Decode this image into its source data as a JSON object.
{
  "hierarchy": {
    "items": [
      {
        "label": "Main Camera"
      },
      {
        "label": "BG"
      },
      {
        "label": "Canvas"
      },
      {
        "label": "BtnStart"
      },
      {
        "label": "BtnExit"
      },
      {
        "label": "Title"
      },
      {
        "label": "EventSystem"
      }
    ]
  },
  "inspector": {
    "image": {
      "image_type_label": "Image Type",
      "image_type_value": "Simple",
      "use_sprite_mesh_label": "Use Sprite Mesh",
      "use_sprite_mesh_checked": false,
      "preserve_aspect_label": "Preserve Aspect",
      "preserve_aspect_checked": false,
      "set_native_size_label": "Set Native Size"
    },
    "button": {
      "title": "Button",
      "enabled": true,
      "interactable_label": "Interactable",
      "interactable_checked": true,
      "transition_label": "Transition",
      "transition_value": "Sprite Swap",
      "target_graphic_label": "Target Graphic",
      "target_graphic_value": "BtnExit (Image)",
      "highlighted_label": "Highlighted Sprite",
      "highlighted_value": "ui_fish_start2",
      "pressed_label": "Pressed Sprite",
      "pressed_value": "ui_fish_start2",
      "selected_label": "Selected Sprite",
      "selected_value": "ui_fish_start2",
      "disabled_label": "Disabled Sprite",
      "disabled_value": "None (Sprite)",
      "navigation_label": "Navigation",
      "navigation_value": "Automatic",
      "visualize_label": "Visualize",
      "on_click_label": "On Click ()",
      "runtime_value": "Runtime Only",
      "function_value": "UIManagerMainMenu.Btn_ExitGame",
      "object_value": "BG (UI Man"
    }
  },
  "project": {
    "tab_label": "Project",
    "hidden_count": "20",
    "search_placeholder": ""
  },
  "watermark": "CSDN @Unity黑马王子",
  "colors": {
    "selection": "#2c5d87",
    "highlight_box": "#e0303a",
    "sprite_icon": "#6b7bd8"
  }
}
++++++
YOUR TASK:
Return the material in full, exactly as shown.

TASK ANSWER:
Decode this image into its source data as a JSON object.
{
  "hierarchy": {
    "items": [
      {
        "label": "Main Camera"
      },
      {
        "label": "BG"
      },
      {
        "label": "Canvas"
      },
      {
        "label": "BtnStart"
      },
      {
        "label": "BtnExit"
      },
      {
        "label": "Title"
      },
      {
        "label": "EventSystem"
      }
    ]
  },
  "inspector": {
    "image": {
      "image_type_label": "Image Type",
      "image_type_value": "Simple",
      "use_sprite_mesh_label": "Use Sprite Mesh",
      "use_sprite_mesh_checked": false,
      "preserve_aspect_label": "Preserve Aspect",
      "preserve_aspect_checked": false,
      "set_native_size_label": "Set Native Size"
    },
    "button": {
      "title": "Button",
      "enabled": true,
      "interactable_label": "Interactable",
      "interactable_checked": true,
      "transition_label": "Transition",
      "transition_value": "Sprite Swap",
      "target_graphic_label": "Target Graphic",
      "target_graphic_value": "BtnExit (Image)",
      "highlighted_label": "Highlighted Sprite",
      "highlighted_value": "ui_fish_start2",
      "pressed_label": "Pressed Sprite",
      "pressed_value": "ui_fish_start2",
      "selected_label": "Selected Sprite",
      "selected_value": "ui_fish_start2",
      "disabled_label": "Disabled Sprite",
      "disabled_value": "None (Sprite)",
      "navigation_label": "Navigation",
      "navigation_value": "Automatic",
      "visualize_label": "Visualize",
      "on_click_label": "On Click ()",
      "runtime_value": "Runtime Only",
      "function_value": "UIManagerMainMenu.Btn_ExitGame",
      "object_value": "BG (UI Man"
    }
  },
  "project": {
    "tab_label": "Project",
    "hidden_count": "20",
    "search_placeholder": ""
  },
  "watermark": "CSDN @Unity黑马王子",
  "colors": {
    "selection": "#2c5d87",
    "highlight_box": "#e0303a",
    "sprite_icon": "#6b7bd8"
  }
}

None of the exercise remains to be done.